WHAT TO WORK ON
Copy each line below exactly and leave the pictures out.

##########

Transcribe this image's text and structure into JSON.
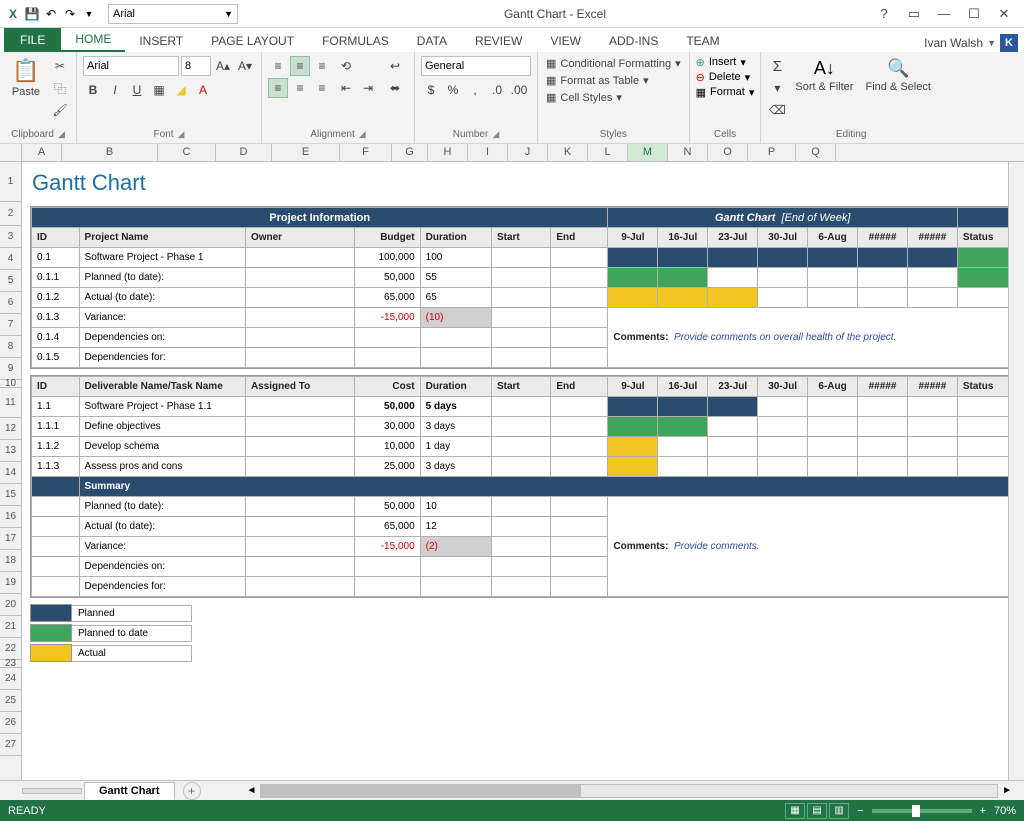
{
  "title": "Gantt Chart - Excel",
  "qat_font": "Arial",
  "user_name": "Ivan Walsh",
  "user_initial": "K",
  "tabs": {
    "file": "FILE",
    "home": "HOME",
    "insert": "INSERT",
    "page": "PAGE LAYOUT",
    "formulas": "FORMULAS",
    "data": "DATA",
    "review": "REVIEW",
    "view": "VIEW",
    "addins": "ADD-INS",
    "team": "TEAM"
  },
  "ribbon": {
    "clipboard": {
      "paste": "Paste",
      "label": "Clipboard"
    },
    "font": {
      "name": "Arial",
      "size": "8",
      "label": "Font"
    },
    "alignment": {
      "label": "Alignment"
    },
    "number": {
      "format": "General",
      "label": "Number"
    },
    "styles": {
      "cf": "Conditional Formatting",
      "ft": "Format as Table",
      "cs": "Cell Styles",
      "label": "Styles"
    },
    "cells": {
      "insert": "Insert",
      "delete": "Delete",
      "format": "Format",
      "label": "Cells"
    },
    "editing": {
      "sort": "Sort & Filter",
      "find": "Find & Select",
      "label": "Editing"
    }
  },
  "columns": [
    "A",
    "B",
    "C",
    "D",
    "E",
    "F",
    "G",
    "H",
    "I",
    "J",
    "K",
    "L",
    "M",
    "N",
    "O",
    "P",
    "Q"
  ],
  "selected_col": "M",
  "row_count": 27,
  "sheet": {
    "title": "Gantt Chart",
    "proj_info_hdr": "Project Information",
    "gantt_hdr": "Gantt Chart",
    "gantt_hdr_sub": "[End of Week]",
    "hdrs": {
      "id": "ID",
      "pname": "Project Name",
      "owner": "Owner",
      "budget": "Budget",
      "dur": "Duration",
      "start": "Start",
      "end": "End",
      "status": "Status"
    },
    "dates": [
      "9-Jul",
      "16-Jul",
      "23-Jul",
      "30-Jul",
      "6-Aug",
      "#####",
      "#####"
    ],
    "proj_rows": [
      {
        "id": "0.1",
        "name": "Software Project - Phase 1",
        "budget": "100,000",
        "dur": "100",
        "g": [
          "b",
          "b",
          "b",
          "b",
          "b",
          "b",
          "b"
        ],
        "st": "g"
      },
      {
        "id": "0.1.1",
        "name": "Planned (to date):",
        "budget": "50,000",
        "dur": "55",
        "g": [
          "g",
          "g",
          "",
          "",
          "",
          "",
          ""
        ],
        "st": "g"
      },
      {
        "id": "0.1.2",
        "name": "Actual (to date):",
        "budget": "65,000",
        "dur": "65",
        "g": [
          "y",
          "y",
          "y",
          "",
          "",
          "",
          ""
        ],
        "st": ""
      },
      {
        "id": "0.1.3",
        "name": "Variance:",
        "budget": "-15,000",
        "dur": "(10)",
        "neg": true,
        "shade": true
      },
      {
        "id": "0.1.4",
        "name": "Dependencies on:"
      },
      {
        "id": "0.1.5",
        "name": "Dependencies for:"
      }
    ],
    "comments1_lbl": "Comments:",
    "comments1_txt": "Provide comments on overall health of the project.",
    "hdrs2": {
      "id": "ID",
      "dname": "Deliverable Name/Task Name",
      "assigned": "Assigned To",
      "cost": "Cost",
      "dur": "Duration",
      "start": "Start",
      "end": "End",
      "status": "Status"
    },
    "task_rows": [
      {
        "id": "1.1",
        "name": "Software Project - Phase 1.1",
        "cost": "50,000",
        "dur": "5 days",
        "bold": true,
        "g": [
          "b",
          "b",
          "b",
          "",
          "",
          "",
          ""
        ]
      },
      {
        "id": "1.1.1",
        "name": "Define objectives",
        "cost": "30,000",
        "dur": "3 days",
        "g": [
          "g",
          "g",
          "",
          "",
          "",
          "",
          ""
        ]
      },
      {
        "id": "1.1.2",
        "name": "Develop schema",
        "cost": "10,000",
        "dur": "1 day",
        "g": [
          "y",
          "",
          "",
          "",
          "",
          "",
          ""
        ]
      },
      {
        "id": "1.1.3",
        "name": "Assess pros and cons",
        "cost": "25,000",
        "dur": "3 days",
        "g": [
          "y",
          "",
          "",
          "",
          "",
          "",
          ""
        ]
      }
    ],
    "summary_hdr": "Summary",
    "sum_rows": [
      {
        "name": "Planned (to date):",
        "cost": "50,000",
        "dur": "10"
      },
      {
        "name": "Actual (to date):",
        "cost": "65,000",
        "dur": "12"
      },
      {
        "name": "Variance:",
        "cost": "-15,000",
        "dur": "(2)",
        "neg": true,
        "shade": true
      },
      {
        "name": "Dependencies on:"
      },
      {
        "name": "Dependencies for:"
      }
    ],
    "comments2_lbl": "Comments:",
    "comments2_txt": "Provide comments.",
    "legend": [
      {
        "color": "#2a4d6f",
        "label": "Planned"
      },
      {
        "color": "#3fa65c",
        "label": "Planned to date"
      },
      {
        "color": "#f2c41f",
        "label": "Actual"
      }
    ]
  },
  "sheet_tabs": {
    "blank": "",
    "active": "Gantt Chart"
  },
  "status": {
    "ready": "READY",
    "zoom": "70%"
  }
}
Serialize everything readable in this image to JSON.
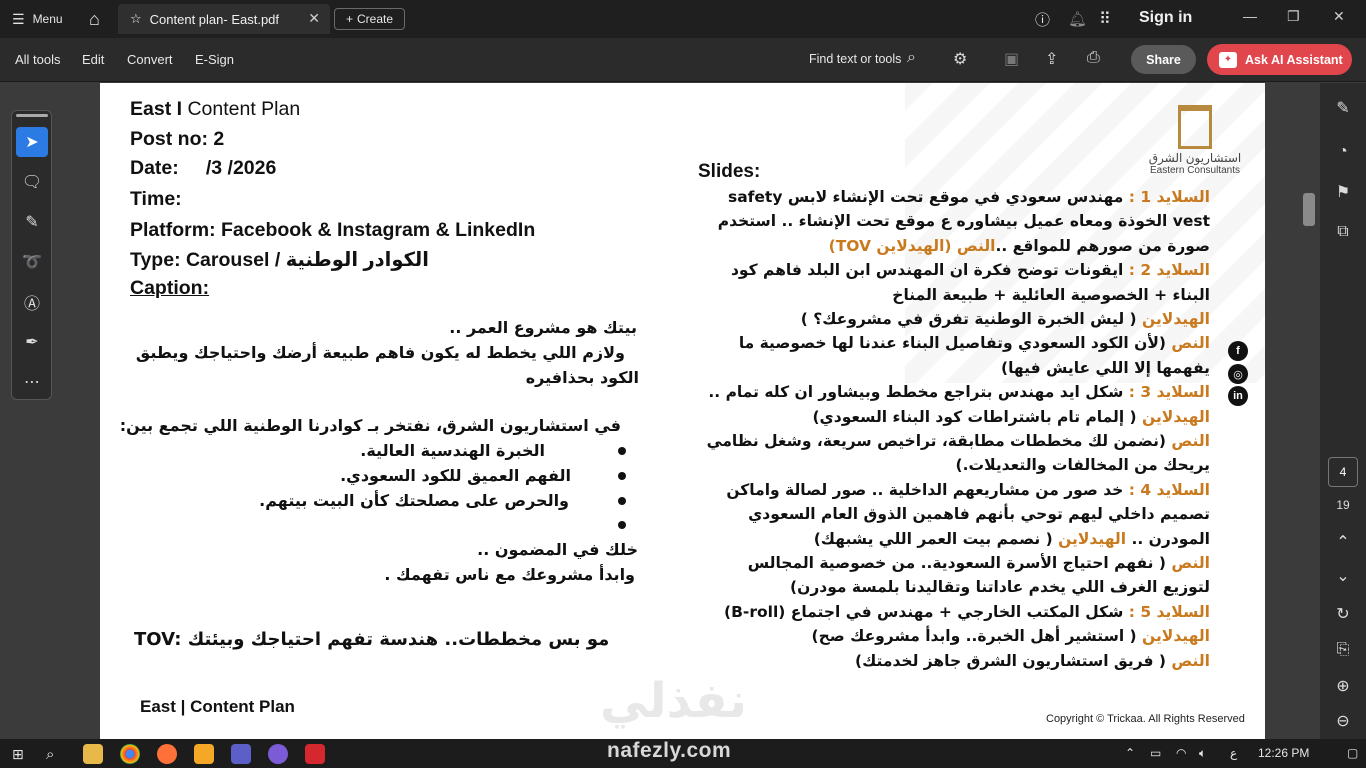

##########

WORKED ANSWER
Transcribe this image's text and structure into JSON.
{
  "title": "Gantt Chart - Excel",
  "qat_font": "Arial",
  "user_name": "Ivan Walsh",
  "user_initial": "K",
  "tabs": {
    "file": "FILE",
    "home": "HOME",
    "insert": "INSERT",
    "page": "PAGE LAYOUT",
    "formulas": "FORMULAS",
    "data": "DATA",
    "review": "REVIEW",
    "view": "VIEW",
    "addins": "ADD-INS",
    "team": "TEAM"
  },
  "ribbon": {
    "clipboard": {
      "paste": "Paste",
      "label": "Clipboard"
    },
    "font": {
      "name": "Arial",
      "size": "8",
      "label": "Font"
    },
    "alignment": {
      "label": "Alignment"
    },
    "number": {
      "format": "General",
      "label": "Number"
    },
    "styles": {
      "cf": "Conditional Formatting",
      "ft": "Format as Table",
      "cs": "Cell Styles",
      "label": "Styles"
    },
    "cells": {
      "insert": "Insert",
      "delete": "Delete",
      "format": "Format",
      "label": "Cells"
    },
    "editing": {
      "sort": "Sort & Filter",
      "find": "Find & Select",
      "label": "Editing"
    }
  },
  "columns": [
    "A",
    "B",
    "C",
    "D",
    "E",
    "F",
    "G",
    "H",
    "I",
    "J",
    "K",
    "L",
    "M",
    "N",
    "O",
    "P",
    "Q"
  ],
  "selected_col": "M",
  "row_count": 27,
  "sheet": {
    "title": "Gantt Chart",
    "proj_info_hdr": "Project Information",
    "gantt_hdr": "Gantt Chart",
    "gantt_hdr_sub": "[End of Week]",
    "hdrs": {
      "id": "ID",
      "pname": "Project Name",
      "owner": "Owner",
      "budget": "Budget",
      "dur": "Duration",
      "start": "Start",
      "end": "End",
      "status": "Status"
    },
    "dates": [
      "9-Jul",
      "16-Jul",
      "23-Jul",
      "30-Jul",
      "6-Aug",
      "#####",
      "#####"
    ],
    "proj_rows": [
      {
        "id": "0.1",
        "name": "Software Project - Phase 1",
        "budget": "100,000",
        "dur": "100",
        "g": [
          "b",
          "b",
          "b",
          "b",
          "b",
          "b",
          "b"
        ],
        "st": "g"
      },
      {
        "id": "0.1.1",
        "name": "Planned (to date):",
        "budget": "50,000",
        "dur": "55",
        "g": [
          "g",
          "g",
          "",
          "",
          "",
          "",
          ""
        ],
        "st": "g"
      },
      {
        "id": "0.1.2",
        "name": "Actual (to date):",
        "budget": "65,000",
        "dur": "65",
        "g": [
          "y",
          "y",
          "y",
          "",
          "",
          "",
          ""
        ],
        "st": ""
      },
      {
        "id": "0.1.3",
        "name": "Variance:",
        "budget": "-15,000",
        "dur": "(10)",
        "neg": true,
        "shade": true
      },
      {
        "id": "0.1.4",
        "name": "Dependencies on:"
      },
      {
        "id": "0.1.5",
        "name": "Dependencies for:"
      }
    ],
    "comments1_lbl": "Comments:",
    "comments1_txt": "Provide comments on overall health of the project.",
    "hdrs2": {
      "id": "ID",
      "dname": "Deliverable Name/Task Name",
      "assigned": "Assigned To",
      "cost": "Cost",
      "dur": "Duration",
      "start": "Start",
      "end": "End",
      "status": "Status"
    },
    "task_rows": [
      {
        "id": "1.1",
        "name": "Software Project - Phase 1.1",
        "cost": "50,000",
        "dur": "5 days",
        "bold": true,
        "g": [
          "b",
          "b",
          "b",
          "",
          "",
          "",
          ""
        ]
      },
      {
        "id": "1.1.1",
        "name": "Define objectives",
        "cost": "30,000",
        "dur": "3 days",
        "g": [
          "g",
          "g",
          "",
          "",
          "",
          "",
          ""
        ]
      },
      {
        "id": "1.1.2",
        "name": "Develop schema",
        "cost": "10,000",
        "dur": "1 day",
        "g": [
          "y",
          "",
          "",
          "",
          "",
          "",
          ""
        ]
      },
      {
        "id": "1.1.3",
        "name": "Assess pros and cons",
        "cost": "25,000",
        "dur": "3 days",
        "g": [
          "y",
          "",
          "",
          "",
          "",
          "",
          ""
        ]
      }
    ],
    "summary_hdr": "Summary",
    "sum_rows": [
      {
        "name": "Planned (to date):",
        "cost": "50,000",
        "dur": "10"
      },
      {
        "name": "Actual (to date):",
        "cost": "65,000",
        "dur": "12"
      },
      {
        "name": "Variance:",
        "cost": "-15,000",
        "dur": "(2)",
        "neg": true,
        "shade": true
      },
      {
        "name": "Dependencies on:"
      },
      {
        "name": "Dependencies for:"
      }
    ],
    "comments2_lbl": "Comments:",
    "comments2_txt": "Provide comments.",
    "legend": [
      {
        "color": "#2a4d6f",
        "label": "Planned"
      },
      {
        "color": "#3fa65c",
        "label": "Planned to date"
      },
      {
        "color": "#f2c41f",
        "label": "Actual"
      }
    ]
  },
  "sheet_tabs": {
    "blank": "",
    "active": "Gantt Chart"
  },
  "status": {
    "ready": "READY",
    "zoom": "70%"
  }
}
Serialize everything readable in this image to JSON.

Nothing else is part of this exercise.